(Extracts from a graphics dataset)
****************

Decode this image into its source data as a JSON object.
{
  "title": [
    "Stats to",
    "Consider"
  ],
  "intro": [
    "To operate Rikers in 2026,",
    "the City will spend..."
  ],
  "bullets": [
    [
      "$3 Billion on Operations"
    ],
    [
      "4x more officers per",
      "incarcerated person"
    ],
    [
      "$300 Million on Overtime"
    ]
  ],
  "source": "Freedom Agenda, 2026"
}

****************

What to work on: All of the lines above need to be given again exactly.

Written solution:
Decode this image into its source data as a JSON object.
{
  "title": [
    "Stats to",
    "Consider"
  ],
  "intro": [
    "To operate Rikers in 2026,",
    "the City will spend..."
  ],
  "bullets": [
    [
      "$3 Billion on Operations"
    ],
    [
      "4x more officers per",
      "incarcerated person"
    ],
    [
      "$300 Million on Overtime"
    ]
  ],
  "source": "Freedom Agenda, 2026"
}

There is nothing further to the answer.